**SUAS INSTRUÇÕES**
Segundo o trecho da entrevista sobre inflação e investimentos, há quantos anos Catechis trabalha como investidor profissional?

**TRECHO DO TEXTO**
==*==

Catechis – O risco mais provável deve ser uma inflação que se mantenha forte, provavelmente puxada pelo setor de alimentação, e que possa durar mais tempo do que o previsto. Seis meses atrás, falava-se de uma inflação transitória. E é um processo lógico, saindo de uma pandemia. Mas qual é a definição de transitório? Seis meses? A cada dia que se estende esses dados de inflação, é um dia em que se eleva o risco para os investidores, pelo menos no curto prazo.
E-Investidor – O panorama geral é mais pessimista para o curto e médio prazos?
Catechis – Eu falo sobre os riscos, mas há muitos caminhos. Ninguém pode trabalhar como investidor profissional há 34 anos como eu e não ser otimista. Vivemos décadas de um boom de investimentos em tecnologia e isso já é um exemplo bem claro de grande oportunidade. Ainda vamos ter muita inteligência artificial e outras coisas nos próximos anos. Falar sobre isso hoje parece chocante, mas até lá será um trajeto de muitas oportunidades. Isso não quer dizer que elas serão óbvias. Você pode ter mais sucesso investindo na segunda empresa que irá implementar essas tecnologias no futuro, por exemplo.

==*==

**EXTRATO DE DADOS**
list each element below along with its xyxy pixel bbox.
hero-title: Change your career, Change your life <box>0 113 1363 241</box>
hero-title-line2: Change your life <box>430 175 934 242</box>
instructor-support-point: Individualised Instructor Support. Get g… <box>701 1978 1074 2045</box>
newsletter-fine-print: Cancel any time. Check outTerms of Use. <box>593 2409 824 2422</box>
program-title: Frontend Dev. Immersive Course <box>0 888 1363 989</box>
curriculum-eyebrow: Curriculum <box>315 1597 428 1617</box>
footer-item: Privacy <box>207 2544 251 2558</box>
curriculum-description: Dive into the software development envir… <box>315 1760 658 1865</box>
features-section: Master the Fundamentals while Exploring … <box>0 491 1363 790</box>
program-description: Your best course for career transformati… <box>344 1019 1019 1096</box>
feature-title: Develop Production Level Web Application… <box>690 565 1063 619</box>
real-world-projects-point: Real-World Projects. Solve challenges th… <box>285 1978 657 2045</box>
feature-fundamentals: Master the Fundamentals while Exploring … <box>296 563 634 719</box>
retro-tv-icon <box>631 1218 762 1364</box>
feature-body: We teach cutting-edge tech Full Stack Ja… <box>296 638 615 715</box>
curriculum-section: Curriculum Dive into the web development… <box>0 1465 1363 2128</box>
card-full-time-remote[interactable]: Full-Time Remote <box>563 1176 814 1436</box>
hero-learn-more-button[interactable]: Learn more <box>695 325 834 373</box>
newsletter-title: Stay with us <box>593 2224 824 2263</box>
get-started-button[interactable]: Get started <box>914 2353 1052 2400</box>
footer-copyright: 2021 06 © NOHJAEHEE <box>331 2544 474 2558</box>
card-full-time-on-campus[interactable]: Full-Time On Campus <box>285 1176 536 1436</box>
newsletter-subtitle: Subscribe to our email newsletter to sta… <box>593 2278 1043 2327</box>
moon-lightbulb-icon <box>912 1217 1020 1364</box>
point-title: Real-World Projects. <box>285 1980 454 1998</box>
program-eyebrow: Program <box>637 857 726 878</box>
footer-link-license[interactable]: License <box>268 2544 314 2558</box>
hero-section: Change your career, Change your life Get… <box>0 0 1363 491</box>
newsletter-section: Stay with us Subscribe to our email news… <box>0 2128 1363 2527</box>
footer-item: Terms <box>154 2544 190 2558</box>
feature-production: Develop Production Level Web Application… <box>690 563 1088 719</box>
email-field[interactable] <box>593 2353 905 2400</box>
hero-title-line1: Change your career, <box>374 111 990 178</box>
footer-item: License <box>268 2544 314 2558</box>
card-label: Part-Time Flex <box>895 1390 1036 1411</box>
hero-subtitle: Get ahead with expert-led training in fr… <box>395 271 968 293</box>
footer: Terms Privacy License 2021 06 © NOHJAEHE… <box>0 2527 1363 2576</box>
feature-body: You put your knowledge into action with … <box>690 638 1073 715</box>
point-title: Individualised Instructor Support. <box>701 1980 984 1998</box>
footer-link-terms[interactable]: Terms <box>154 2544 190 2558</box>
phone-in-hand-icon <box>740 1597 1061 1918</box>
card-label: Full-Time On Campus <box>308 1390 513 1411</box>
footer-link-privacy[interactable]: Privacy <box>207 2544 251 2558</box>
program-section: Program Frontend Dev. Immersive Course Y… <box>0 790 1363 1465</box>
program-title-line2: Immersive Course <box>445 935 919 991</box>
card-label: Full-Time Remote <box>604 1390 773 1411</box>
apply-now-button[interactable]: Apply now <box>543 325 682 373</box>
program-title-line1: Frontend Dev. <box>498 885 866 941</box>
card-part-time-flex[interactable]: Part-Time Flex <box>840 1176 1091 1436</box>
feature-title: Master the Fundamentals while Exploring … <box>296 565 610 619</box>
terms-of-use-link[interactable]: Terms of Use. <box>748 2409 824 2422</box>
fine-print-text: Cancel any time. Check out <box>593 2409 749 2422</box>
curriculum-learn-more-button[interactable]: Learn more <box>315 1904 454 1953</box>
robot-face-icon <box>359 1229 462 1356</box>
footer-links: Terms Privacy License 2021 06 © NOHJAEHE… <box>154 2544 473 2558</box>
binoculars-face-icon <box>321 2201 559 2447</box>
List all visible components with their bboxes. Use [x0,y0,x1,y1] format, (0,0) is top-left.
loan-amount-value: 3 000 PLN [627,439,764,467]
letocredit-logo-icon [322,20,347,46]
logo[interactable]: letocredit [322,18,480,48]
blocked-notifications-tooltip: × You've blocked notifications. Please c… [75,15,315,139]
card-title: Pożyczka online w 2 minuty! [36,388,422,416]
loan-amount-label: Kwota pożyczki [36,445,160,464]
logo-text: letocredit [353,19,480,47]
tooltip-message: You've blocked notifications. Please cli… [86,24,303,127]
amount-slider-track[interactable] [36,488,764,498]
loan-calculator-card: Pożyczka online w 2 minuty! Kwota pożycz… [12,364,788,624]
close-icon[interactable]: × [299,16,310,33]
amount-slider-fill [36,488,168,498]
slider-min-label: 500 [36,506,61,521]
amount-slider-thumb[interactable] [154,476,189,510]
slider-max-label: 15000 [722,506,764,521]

==*==

**SOLUÇÃO DO PROBLEMA**
Há 34 anos.